| Article |
>> begin

Measures of Central Tendency
Introduction
After collecting, organising, and presenting data, the next step in statistical analysis is to summarise it using a single, representative value. It is often impossible to work with or remember a large set of individual observations. We need a single value that represents the central point or the "center of gravity" of the entire dataset. This representative value is known as a measure of central tendency or an average.
An average helps in condensing a vast amount of data into a single figure, making it easier to comprehend and compare different datasets. For example, to compare the academic performance of students in two different colleges, we can compare their average marks. There are several types of averages, each with its own specific use and characteristics. The three most commonly used measures of central tendency are:
- Arithmetic Mean
- Median
- Mode
This chapter will delve into the calculation, properties, and applications of these three fundamental statistical measures.
Arithmetic Mean
The Arithmetic Mean (A.M.), often simply called the mean, is the most common and widely used measure of central tendency. It is defined as the sum of the values of all observations in a dataset divided by the total number of observations.
How Arithmetic Mean Is Calculated
The calculation of the arithmetic mean depends on the type of data series: whether it is an individual series (ungrouped data) or a frequency distribution (grouped data).
Arithmetic Mean For Series Of Ungrouped Data
Ungrouped data refers to a series of individual observations. There are three methods to calculate the mean for this type of data.
1. Direct Method
This is the simplest method. If we have $n$ individual observations $x_1, x_2, \dots, x_n$, the arithmetic mean ($\bar{x}$) is calculated by summing all the observations and dividing by the number of observations.
Formula:
$ \bar{x} = \frac{x_1 + x_2 + \dots + x_n}{n} = \frac{\sum_{i=1}^{n} x_i}{n} $
Example 1. The monthly pocket money (in ₹) of 5 students is 500, 650, 700, 450, and 900. Calculate the mean pocket money.
Answer:
Sum of observations ($ \sum x_i $) = $500 + 650 + 700 + 450 + 900 = 3200$
Number of observations ($n$) = 5
$ \bar{x} = \frac{\sum x_i}{n} = \frac{3200}{5} = 640 $
The mean monthly pocket money is ₹ 640.
2. Assumed Mean Method (Short-cut Method)
When the data values are large, the direct method can be time-consuming. The assumed mean method simplifies the calculation. In this method, we assume a value as the mean (A), preferably one from the middle of the data range. We then calculate the deviations of each observation from this assumed mean ($d_i = x_i - A$).
Derivation:
We know that $d_i = x_i - A$, so $x_i = A + d_i$.
The sum of all observations is $ \sum x_i = \sum (A + d_i) = \sum A + \sum d_i $.

>> end

| Information supplied |
>> begin

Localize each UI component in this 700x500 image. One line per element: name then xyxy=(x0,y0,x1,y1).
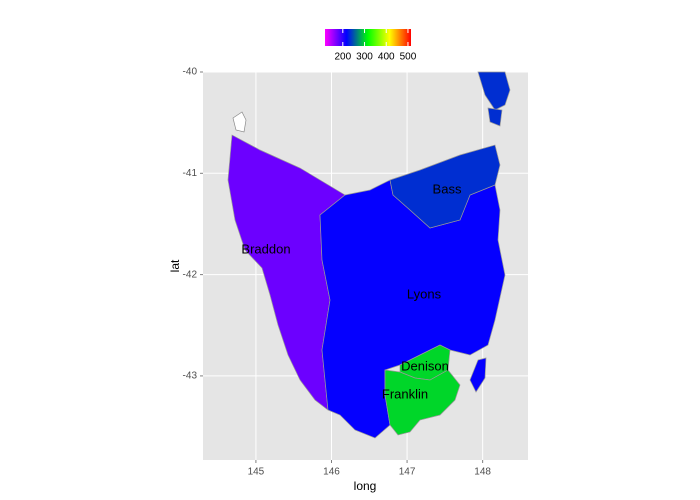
y-tick-label: -40 xyxy=(183,67,198,78)
region xyxy=(469,357,487,393)
y-tick-label: -42 xyxy=(183,269,198,280)
x-tick-label: 147 xyxy=(399,467,416,478)
island xyxy=(232,111,247,133)
y-tick-label: -41 xyxy=(183,168,198,179)
x-axis-title: long xyxy=(354,479,377,493)
legend-tick-label: 300 xyxy=(356,52,373,63)
region-label: Braddon xyxy=(241,241,290,256)
region-label: Franklin xyxy=(382,386,428,401)
colorbar xyxy=(325,29,411,46)
legend-tick-label: 200 xyxy=(334,52,351,63)
x-tick-label: 145 xyxy=(248,467,265,478)
y-tick-label: -43 xyxy=(183,371,198,382)
legend-tick-label: 400 xyxy=(378,52,395,63)
region xyxy=(384,369,461,436)
x-tick-label: 148 xyxy=(474,467,491,478)
region-label: Lyons xyxy=(407,286,442,301)
region-label: Bass xyxy=(433,181,462,196)
region-label: Denison xyxy=(401,358,449,373)
legend-tick-label: 500 xyxy=(400,52,417,63)
region xyxy=(389,144,501,229)
region xyxy=(477,71,511,111)
region xyxy=(487,107,503,127)
x-tick-label: 146 xyxy=(323,467,340,478)
y-axis-title: lat xyxy=(168,259,182,272)
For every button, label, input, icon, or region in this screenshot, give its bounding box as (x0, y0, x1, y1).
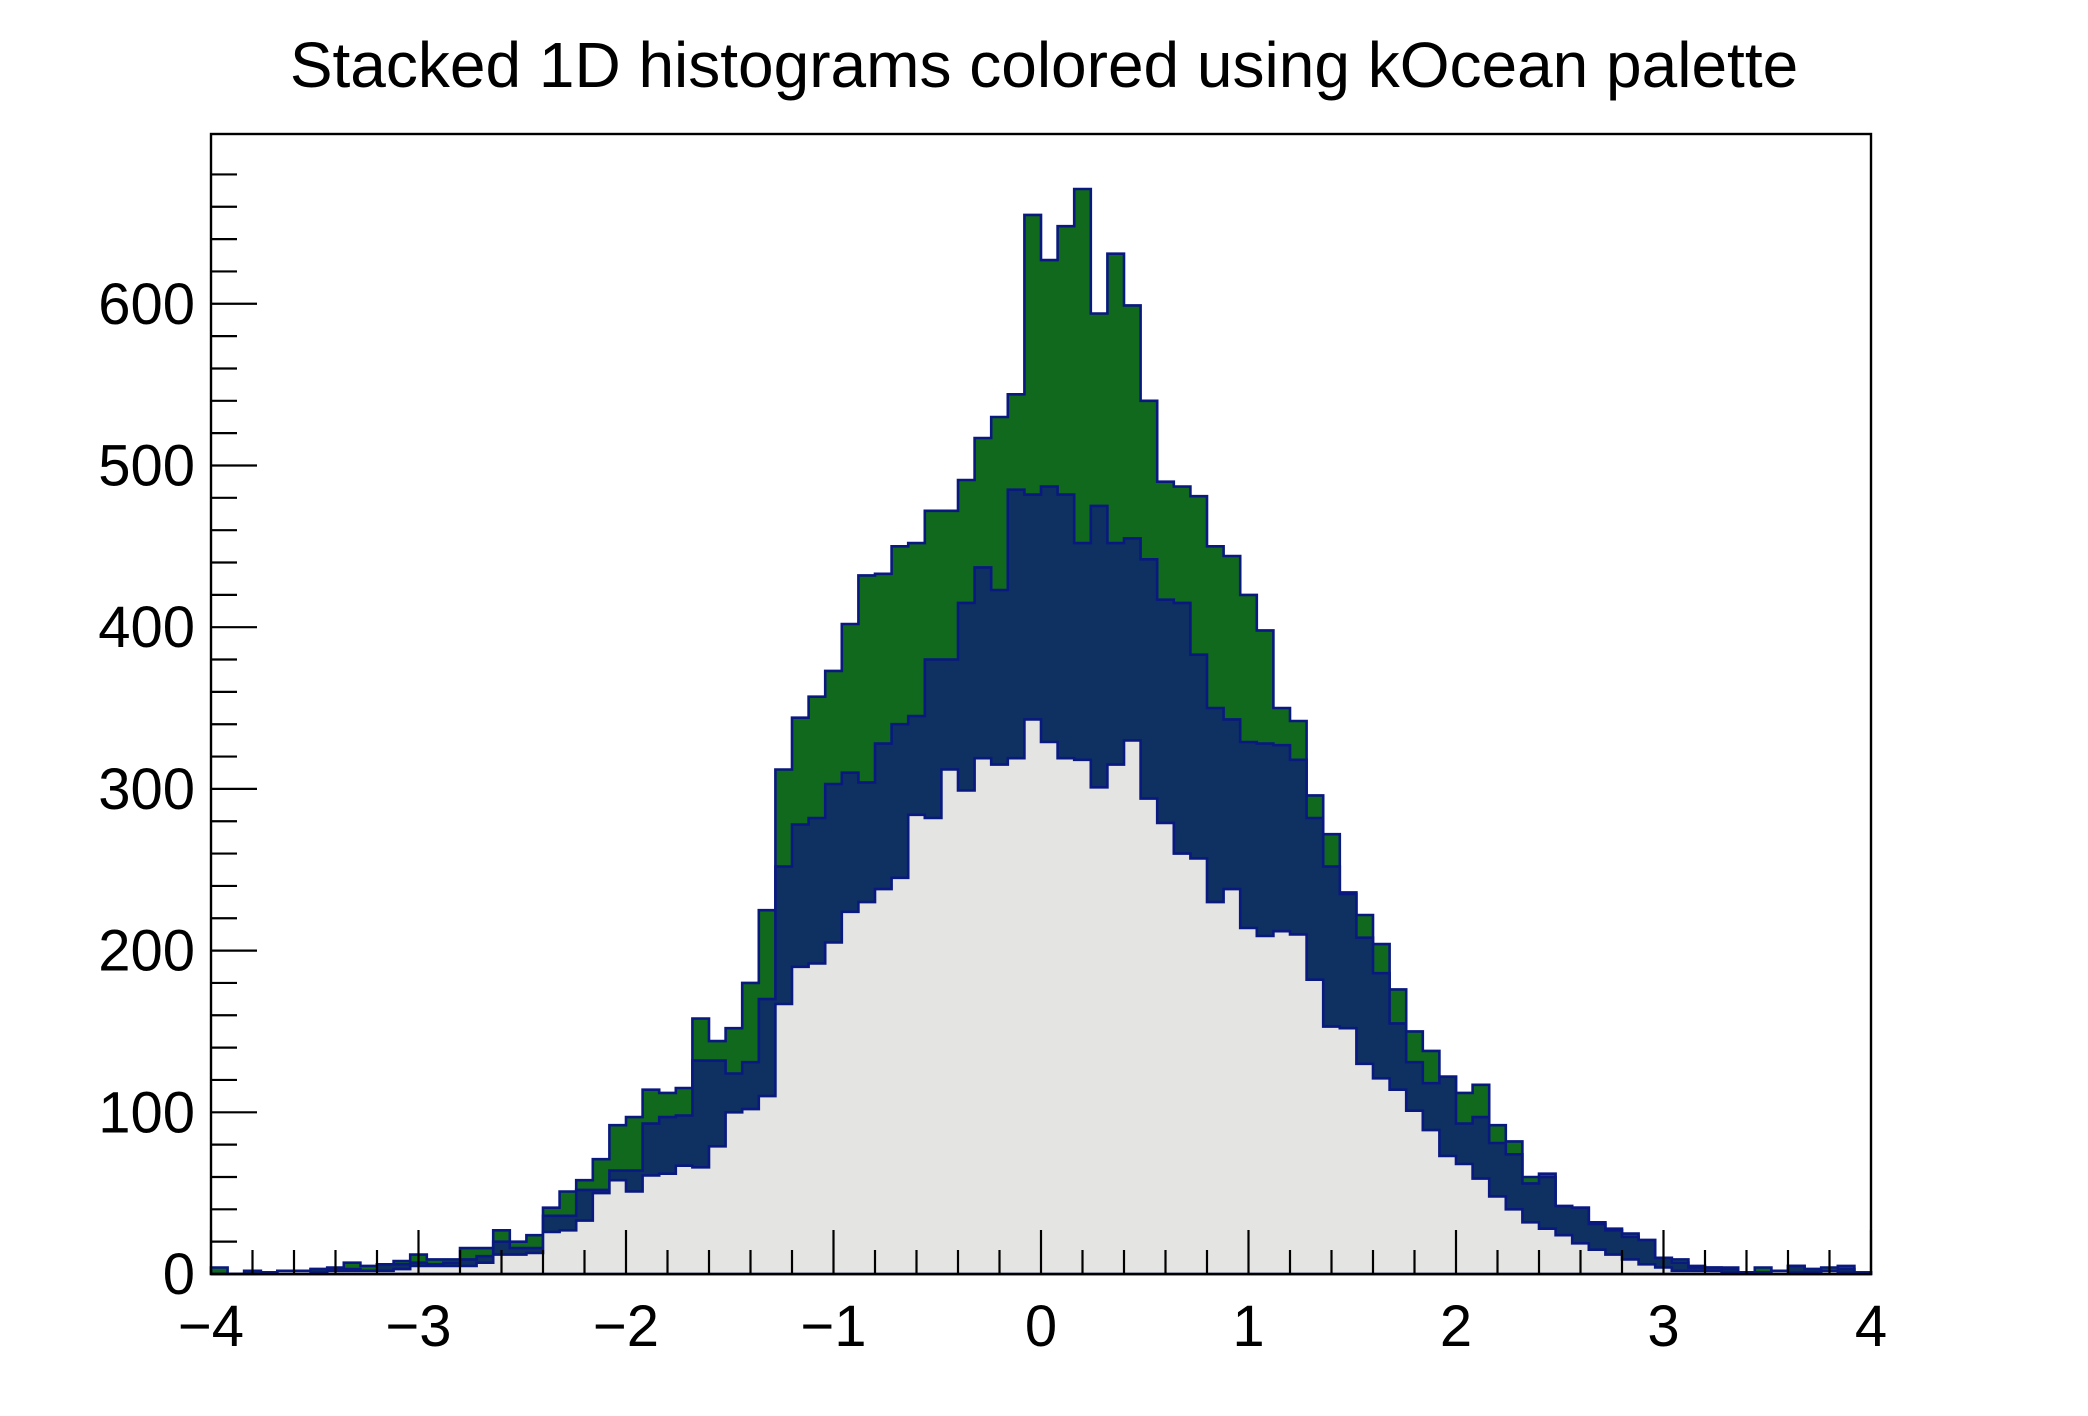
axis-ticks-layer (209, 173, 1873, 1276)
y-tick-label: 300 (98, 757, 195, 822)
x-tick-label: 2 (1440, 1294, 1472, 1359)
axis-labels-layer: 0 100 200 300 400 500 600 −4 −3 −2 −1 0 1 2 3 4 (98, 272, 1887, 1359)
y-tick-label: 500 (98, 433, 195, 498)
y-tick-label: 0 (163, 1242, 195, 1307)
x-tick-label: −2 (593, 1294, 659, 1359)
y-tick-label: 400 (98, 595, 195, 660)
x-tick-label: −1 (800, 1294, 866, 1359)
series-gray-area (211, 718, 1871, 1276)
x-tick-label: 4 (1855, 1294, 1887, 1359)
y-tick-label: 200 (98, 919, 195, 984)
stacked-series-layer (209, 187, 1873, 1276)
x-tick-label: 0 (1025, 1294, 1057, 1359)
x-tick-label: −4 (178, 1294, 244, 1359)
chart-title: Stacked 1D histograms colored using kOce… (289, 29, 1799, 101)
y-tick-label: 100 (98, 1080, 195, 1145)
x-tick-label: 1 (1232, 1294, 1264, 1359)
x-tick-label: −3 (385, 1294, 451, 1359)
x-tick-label: 3 (1647, 1294, 1679, 1359)
y-tick-label: 600 (98, 272, 195, 337)
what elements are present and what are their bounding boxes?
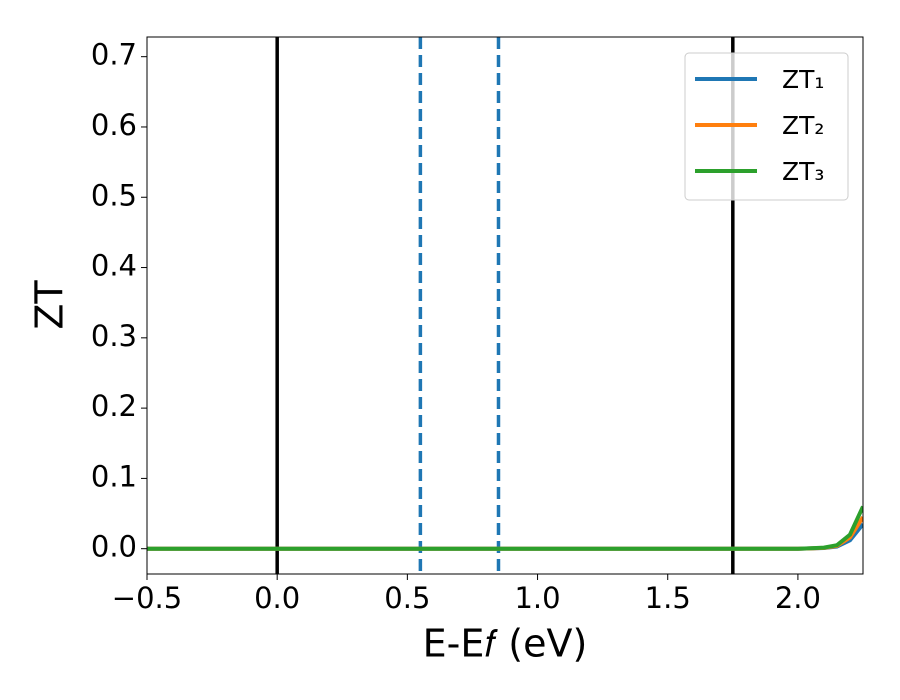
legend-label: ZT₃: [782, 157, 824, 186]
series-line: [147, 515, 863, 551]
y-tick-label: 0.4: [91, 249, 137, 283]
y-tick-label: 0.6: [91, 108, 137, 142]
y-tick-label: 0.7: [91, 38, 137, 72]
series-line: [147, 522, 863, 551]
x-tick-label: 1.5: [645, 581, 691, 615]
series-line: [147, 505, 863, 551]
y-axis-label: ZT: [28, 280, 72, 330]
x-tick-label: −0.5: [112, 581, 182, 615]
x-tick-label: 0.5: [384, 581, 430, 615]
x-tick-label: 2.0: [775, 581, 821, 615]
y-tick-label: 0.1: [91, 459, 137, 493]
y-tick-label: 0.5: [91, 178, 137, 212]
y-tick-label: 0.3: [91, 319, 137, 353]
legend-label: ZT₁: [782, 65, 824, 94]
plot-frame: [146, 36, 864, 575]
x-axis-label: E-E𝑓 (eV): [423, 622, 588, 666]
y-tick-label: 0.2: [91, 389, 137, 423]
legend-box: [684, 52, 849, 201]
x-tick-label: 1.0: [514, 581, 560, 615]
x-tick-label: 0.0: [254, 581, 300, 615]
y-tick-label: 0.0: [91, 530, 137, 564]
legend-label: ZT₂: [782, 111, 824, 140]
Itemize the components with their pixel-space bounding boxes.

>> end

| Written tasks |
A. Answer these from the article on measures of central tendency, one line each:
(i) What three measures of central tendency does it call the most commonly used?
(ii) What mean monthly pocket money does it find for the five students?
(iii) In the assumed mean method, where should the assumed value preferably come from?
B. Carry on the article on measures of central tendency, starting right after its last line.

| Answers provided |
A.
(i) Arithmetic mean, median, and mode.
(ii) ₹ 640.
(iii) From the middle of the data range.

B.
Since A is a constant, $ \sum A = nA $. Thus, $ \sum x_i = nA + \sum d_i $.
Dividing by $n$, we get $ \frac{\sum x_i}{n} = \frac{nA}{n} + \frac{\sum d_i}{n} $.
Therefore, $ \bar{x} = A + \frac{\sum d_i}{n} $.
Formula:
$ \bar{x} = A + \frac{\sum d_i}{n} $, where $d_i = x_i - A$.
Example 2. Using the data from Example 1, calculate the mean using the assumed mean method. Let the assumed mean (A) be 700.
Answer:
$x_i$ | $d_i = x_i - 700$ |
---|---|
500 | -200 |
650 | -50 |
700 | 0 |
450 | -250 |
900 | +200 |
$ \sum d_i = -300 $ |
$ \bar{x} = A + \frac{\sum d_i}{n} = 700 + \frac{-300}{5} = 700 - 60 = 640 $.
The mean monthly pocket money is ₹ 640.
Calculation Of Arithmetic Mean For Grouped Data
Discrete Series
A discrete series is where data is presented with its corresponding frequencies ($x_i, f_i$).
Direct Method:
$ \bar{x} = \frac{\sum f_i x_i}{\sum f_i} = \frac{\sum f_i x_i}{N} $
Assumed Mean Method:
$ \bar{x} = A + \frac{\sum f_i d_i}{N} $, where $d_i = x_i - A$.
Step Deviation Method:
This method further simplifies the calculation if the deviations ($d_i$) have a common factor ($c$).
$ \bar{x} = A + \frac{\sum f_i d'_i}{N} \times c $, where $d'_i = \frac{d_i}{c} = \frac{x_i - A}{c}$.
Continuous Series
In a continuous series, data is grouped into class intervals. The first step is to find the class mark or mid-point ($m_i$) for each class interval. The mid-point is then treated as $x_i$ and the problem is solved like a discrete series.
$ m_i = \frac{\text{Lower Limit} + \text{Upper Limit}}{2} $
Direct Method:
$ \bar{x} = \frac{\sum f_i m_i}{N} $
Step Deviation Method (Most Common):
$ \bar{x} = A + \frac{\sum f_i d'_i}{N} \times c $, where $d'_i = \frac{m_i - A}{c}$ and $c$ is the class interval width.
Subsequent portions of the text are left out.